Brief
Word for word, set down the records and skip each picture.

Raw records
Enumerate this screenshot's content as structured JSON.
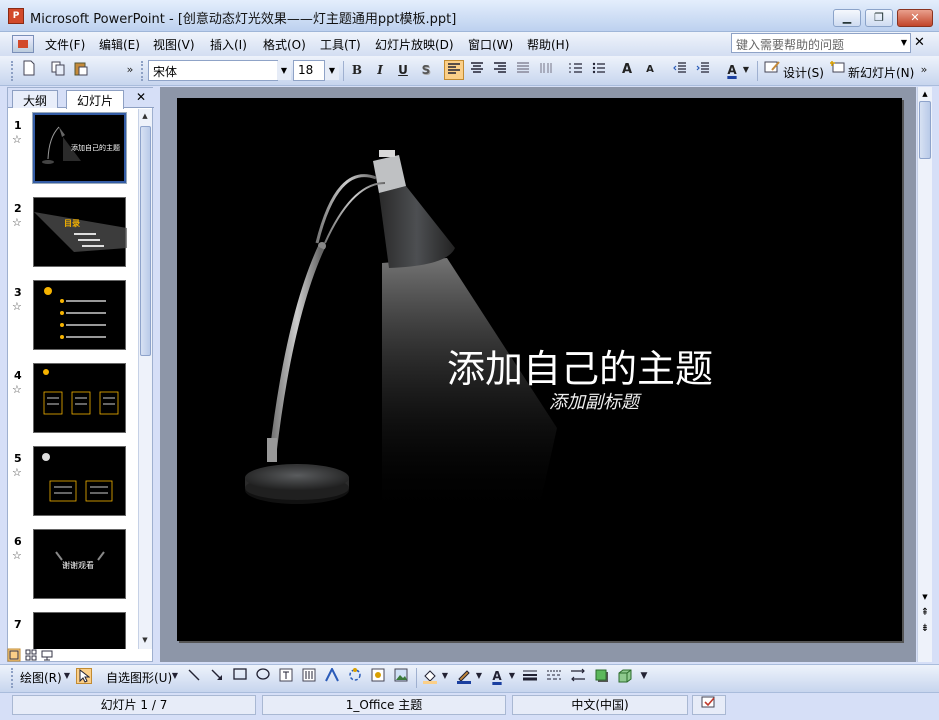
{
  "titlebar": {
    "app_icon_label": "P",
    "title": "Microsoft PowerPoint - [创意动态灯光效果——灯主题通用ppt模板.ppt]",
    "minimize_glyph": "▁",
    "restore_glyph": "❐",
    "close_glyph": "✕"
  },
  "menubar": {
    "items": [
      "文件(F)",
      "编辑(E)",
      "视图(V)",
      "插入(I)",
      "格式(O)",
      "工具(T)",
      "幻灯片放映(D)",
      "窗口(W)",
      "帮助(H)"
    ],
    "help_placeholder": "键入需要帮助的问题",
    "help_dropdown_glyph": "▼",
    "close_doc_glyph": "✕"
  },
  "toolbar": {
    "more_glyph": "»",
    "dropdown_glyph": "▼",
    "font_name": "宋体",
    "font_size": "18",
    "bold": "B",
    "italic": "I",
    "underline": "U",
    "shadow": "S",
    "increase_font": "A",
    "decrease_font": "A",
    "font_color": "A",
    "design_label": "设计(S)",
    "new_slide_label": "新幻灯片(N)"
  },
  "left_panel": {
    "tabs": [
      "大纲",
      "幻灯片"
    ],
    "close_glyph": "✕",
    "scroll_up_glyph": "▲",
    "scroll_down_glyph": "▼",
    "thumbnails": [
      {
        "num": "1",
        "text": "添加自己的主题"
      },
      {
        "num": "2",
        "text": "目录"
      },
      {
        "num": "3",
        "text": ""
      },
      {
        "num": "4",
        "text": ""
      },
      {
        "num": "5",
        "text": ""
      },
      {
        "num": "6",
        "text": "谢谢观看"
      },
      {
        "num": "7",
        "text": ""
      }
    ],
    "star_glyph": "☆"
  },
  "slide": {
    "title": "添加自己的主题",
    "subtitle": "添加副标题"
  },
  "right_scroll": {
    "up_glyph": "▲",
    "down_glyph": "▼",
    "prev_glyph": "⇞",
    "next_glyph": "⇟"
  },
  "drawbar": {
    "draw_label": "绘图(R)",
    "autoshape_label": "自选图形(U)"
  },
  "status": {
    "slide_info": "幻灯片 1 / 7",
    "theme": "1_Office 主题",
    "language": "中文(中国)"
  },
  "colors": {
    "accent": "#fbcf88",
    "slide_bg": "#000000",
    "chrome": "#d6dff7"
  }
}
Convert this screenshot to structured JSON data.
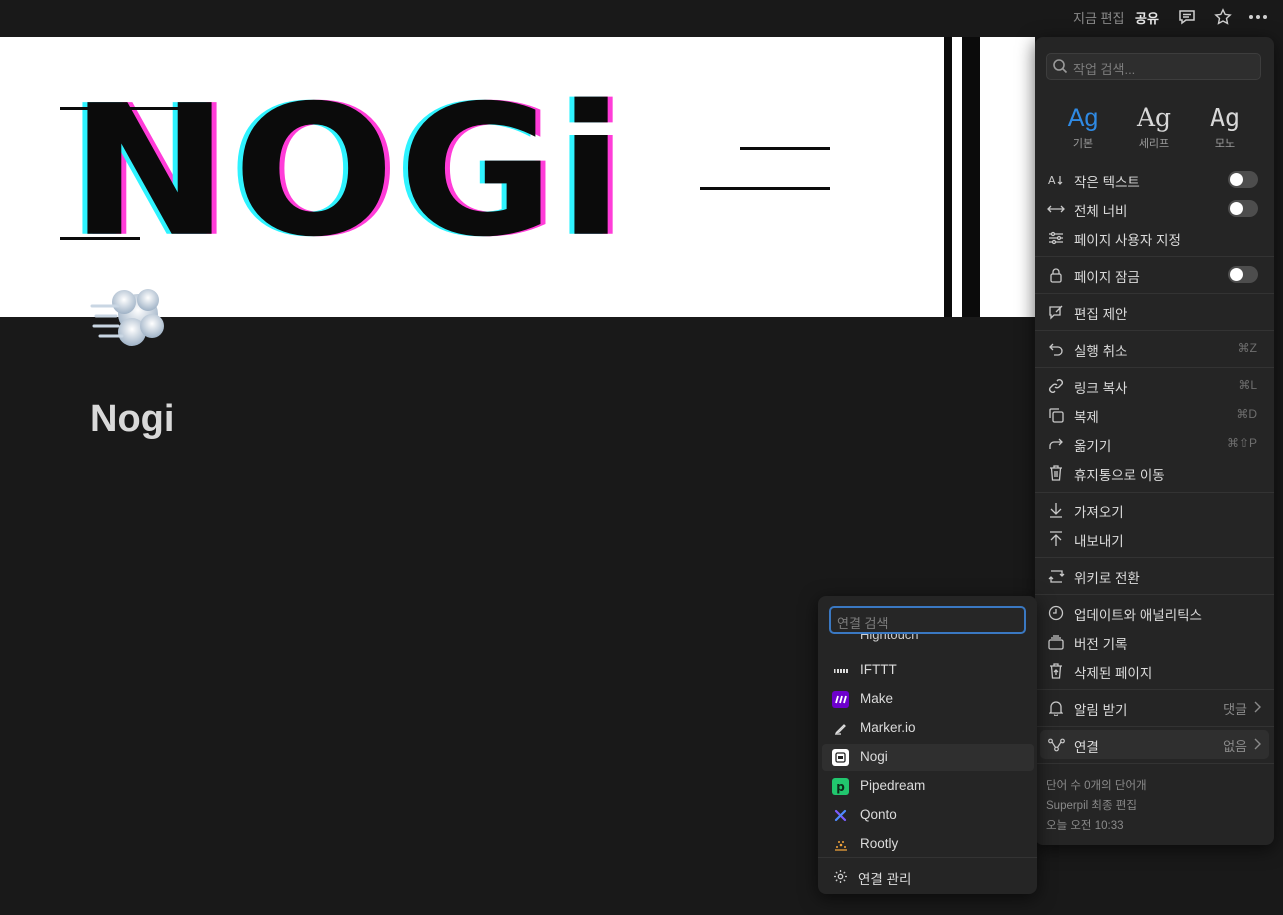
{
  "topbar": {
    "edited": "지금 편집",
    "share": "공유",
    "icons": [
      "comment-icon",
      "star-icon",
      "more-icon"
    ]
  },
  "cover": {
    "text": "NOGi"
  },
  "page": {
    "emoji": "dashing-away-emoji",
    "title": "Nogi"
  },
  "menu": {
    "search_placeholder": "작업 검색...",
    "fonts": [
      {
        "sample": "Ag",
        "label": "기본",
        "active": true
      },
      {
        "sample": "Ag",
        "label": "세리프",
        "active": false
      },
      {
        "sample": "Ag",
        "label": "모노",
        "active": false
      }
    ],
    "small_text": "작은 텍스트",
    "full_width": "전체 너비",
    "customize": "페이지 사용자 지정",
    "lock": "페이지 잠금",
    "suggest": "편집 제안",
    "undo": "실행 취소",
    "undo_sc": "⌘Z",
    "copy_link": "링크 복사",
    "copy_link_sc": "⌘L",
    "duplicate": "복제",
    "duplicate_sc": "⌘D",
    "move": "옮기기",
    "move_sc": "⌘⇧P",
    "trash": "휴지통으로 이동",
    "import": "가져오기",
    "export": "내보내기",
    "wiki": "위키로 전환",
    "updates": "업데이트와 애널리틱스",
    "history": "버전 기록",
    "deleted": "삭제된 페이지",
    "notify": "알림 받기",
    "notify_value": "댓글",
    "connect": "연결",
    "connect_value": "없음",
    "footer_words": "단어 수 0개의 단어개",
    "footer_edited_by": "Superpil 최종 편집",
    "footer_time": "오늘 오전 10:33"
  },
  "connections": {
    "search_placeholder": "연결 검색",
    "peek_item": "Hightouch",
    "items": [
      {
        "label": "IFTTT",
        "icon": "ifttt-icon",
        "color": "#252525"
      },
      {
        "label": "Make",
        "icon": "make-icon",
        "color": "#6d00cc"
      },
      {
        "label": "Marker.io",
        "icon": "marker-io-icon",
        "color": "#252525"
      },
      {
        "label": "Nogi",
        "icon": "nogi-icon",
        "color": "#ffffff"
      },
      {
        "label": "Pipedream",
        "icon": "pipedream-icon",
        "color": "#21c76e"
      },
      {
        "label": "Qonto",
        "icon": "qonto-icon",
        "color": "#252525"
      },
      {
        "label": "Rootly",
        "icon": "rootly-icon",
        "color": "#252525"
      }
    ],
    "manage": "연결 관리"
  }
}
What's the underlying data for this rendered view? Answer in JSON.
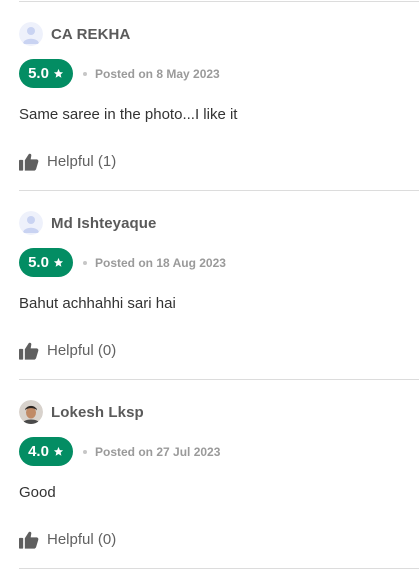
{
  "colors": {
    "rating_badge": "#038d63",
    "divider": "#dcdcdc",
    "reviewer_name": "#5a5a5a",
    "posted_text": "#9a9a9a"
  },
  "icons": {
    "star": "star-icon",
    "thumb": "thumbs-up-icon",
    "avatar": "user-avatar-icon"
  },
  "reviews": [
    {
      "reviewer": "CA REKHA",
      "avatar_type": "placeholder",
      "rating": "5.0",
      "posted": "Posted on 8 May 2023",
      "text": "Same saree in the photo...I like it",
      "helpful": "Helpful (1)"
    },
    {
      "reviewer": "Md Ishteyaque",
      "avatar_type": "placeholder",
      "rating": "5.0",
      "posted": "Posted on 18 Aug 2023",
      "text": "Bahut achhahhi sari hai",
      "helpful": "Helpful (0)"
    },
    {
      "reviewer": "Lokesh Lksp",
      "avatar_type": "photo",
      "rating": "4.0",
      "posted": "Posted on 27 Jul 2023",
      "text": "Good",
      "helpful": "Helpful (0)"
    }
  ]
}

Response for this exercise
Enumerate this screenshot's content as structured JSON.
{
  "titlebar": {
    "app_icon_label": "P",
    "title": "Microsoft PowerPoint - [创意动态灯光效果——灯主题通用ppt模板.ppt]",
    "minimize_glyph": "▁",
    "restore_glyph": "❐",
    "close_glyph": "✕"
  },
  "menubar": {
    "items": [
      "文件(F)",
      "编辑(E)",
      "视图(V)",
      "插入(I)",
      "格式(O)",
      "工具(T)",
      "幻灯片放映(D)",
      "窗口(W)",
      "帮助(H)"
    ],
    "help_placeholder": "键入需要帮助的问题",
    "help_dropdown_glyph": "▼",
    "close_doc_glyph": "✕"
  },
  "toolbar": {
    "more_glyph": "»",
    "dropdown_glyph": "▼",
    "font_name": "宋体",
    "font_size": "18",
    "bold": "B",
    "italic": "I",
    "underline": "U",
    "shadow": "S",
    "increase_font": "A",
    "decrease_font": "A",
    "font_color": "A",
    "design_label": "设计(S)",
    "new_slide_label": "新幻灯片(N)"
  },
  "left_panel": {
    "tabs": [
      "大纲",
      "幻灯片"
    ],
    "close_glyph": "✕",
    "scroll_up_glyph": "▲",
    "scroll_down_glyph": "▼",
    "thumbnails": [
      {
        "num": "1",
        "text": "添加自己的主题"
      },
      {
        "num": "2",
        "text": "目录"
      },
      {
        "num": "3",
        "text": ""
      },
      {
        "num": "4",
        "text": ""
      },
      {
        "num": "5",
        "text": ""
      },
      {
        "num": "6",
        "text": "谢谢观看"
      },
      {
        "num": "7",
        "text": ""
      }
    ],
    "star_glyph": "☆"
  },
  "slide": {
    "title": "添加自己的主题",
    "subtitle": "添加副标题"
  },
  "right_scroll": {
    "up_glyph": "▲",
    "down_glyph": "▼",
    "prev_glyph": "⇞",
    "next_glyph": "⇟"
  },
  "drawbar": {
    "draw_label": "绘图(R)",
    "autoshape_label": "自选图形(U)"
  },
  "status": {
    "slide_info": "幻灯片 1 / 7",
    "theme": "1_Office 主题",
    "language": "中文(中国)"
  },
  "colors": {
    "accent": "#fbcf88",
    "slide_bg": "#000000",
    "chrome": "#d6dff7"
  }
}
Convert this screenshot to structured JSON data.
{
  "topbar": {
    "edited": "지금 편집",
    "share": "공유",
    "icons": [
      "comment-icon",
      "star-icon",
      "more-icon"
    ]
  },
  "cover": {
    "text": "NOGi"
  },
  "page": {
    "emoji": "dashing-away-emoji",
    "title": "Nogi"
  },
  "menu": {
    "search_placeholder": "작업 검색...",
    "fonts": [
      {
        "sample": "Ag",
        "label": "기본",
        "active": true
      },
      {
        "sample": "Ag",
        "label": "세리프",
        "active": false
      },
      {
        "sample": "Ag",
        "label": "모노",
        "active": false
      }
    ],
    "small_text": "작은 텍스트",
    "full_width": "전체 너비",
    "customize": "페이지 사용자 지정",
    "lock": "페이지 잠금",
    "suggest": "편집 제안",
    "undo": "실행 취소",
    "undo_sc": "⌘Z",
    "copy_link": "링크 복사",
    "copy_link_sc": "⌘L",
    "duplicate": "복제",
    "duplicate_sc": "⌘D",
    "move": "옮기기",
    "move_sc": "⌘⇧P",
    "trash": "휴지통으로 이동",
    "import": "가져오기",
    "export": "내보내기",
    "wiki": "위키로 전환",
    "updates": "업데이트와 애널리틱스",
    "history": "버전 기록",
    "deleted": "삭제된 페이지",
    "notify": "알림 받기",
    "notify_value": "댓글",
    "connect": "연결",
    "connect_value": "없음",
    "footer_words": "단어 수 0개의 단어개",
    "footer_edited_by": "Superpil 최종 편집",
    "footer_time": "오늘 오전 10:33"
  },
  "connections": {
    "search_placeholder": "연결 검색",
    "peek_item": "Hightouch",
    "items": [
      {
        "label": "IFTTT",
        "icon": "ifttt-icon",
        "color": "#252525"
      },
      {
        "label": "Make",
        "icon": "make-icon",
        "color": "#6d00cc"
      },
      {
        "label": "Marker.io",
        "icon": "marker-io-icon",
        "color": "#252525"
      },
      {
        "label": "Nogi",
        "icon": "nogi-icon",
        "color": "#ffffff"
      },
      {
        "label": "Pipedream",
        "icon": "pipedream-icon",
        "color": "#21c76e"
      },
      {
        "label": "Qonto",
        "icon": "qonto-icon",
        "color": "#252525"
      },
      {
        "label": "Rootly",
        "icon": "rootly-icon",
        "color": "#252525"
      }
    ],
    "manage": "연결 관리"
  }
}
What's the underlying data for this rendered view? Answer in JSON.
{
  "colors": {
    "rating_badge": "#038d63",
    "divider": "#dcdcdc",
    "reviewer_name": "#5a5a5a",
    "posted_text": "#9a9a9a"
  },
  "icons": {
    "star": "star-icon",
    "thumb": "thumbs-up-icon",
    "avatar": "user-avatar-icon"
  },
  "reviews": [
    {
      "reviewer": "CA REKHA",
      "avatar_type": "placeholder",
      "rating": "5.0",
      "posted": "Posted on 8 May 2023",
      "text": "Same saree in the photo...I like it",
      "helpful": "Helpful (1)"
    },
    {
      "reviewer": "Md Ishteyaque",
      "avatar_type": "placeholder",
      "rating": "5.0",
      "posted": "Posted on 18 Aug 2023",
      "text": "Bahut achhahhi sari hai",
      "helpful": "Helpful (0)"
    },
    {
      "reviewer": "Lokesh Lksp",
      "avatar_type": "photo",
      "rating": "4.0",
      "posted": "Posted on 27 Jul 2023",
      "text": "Good",
      "helpful": "Helpful (0)"
    }
  ]
}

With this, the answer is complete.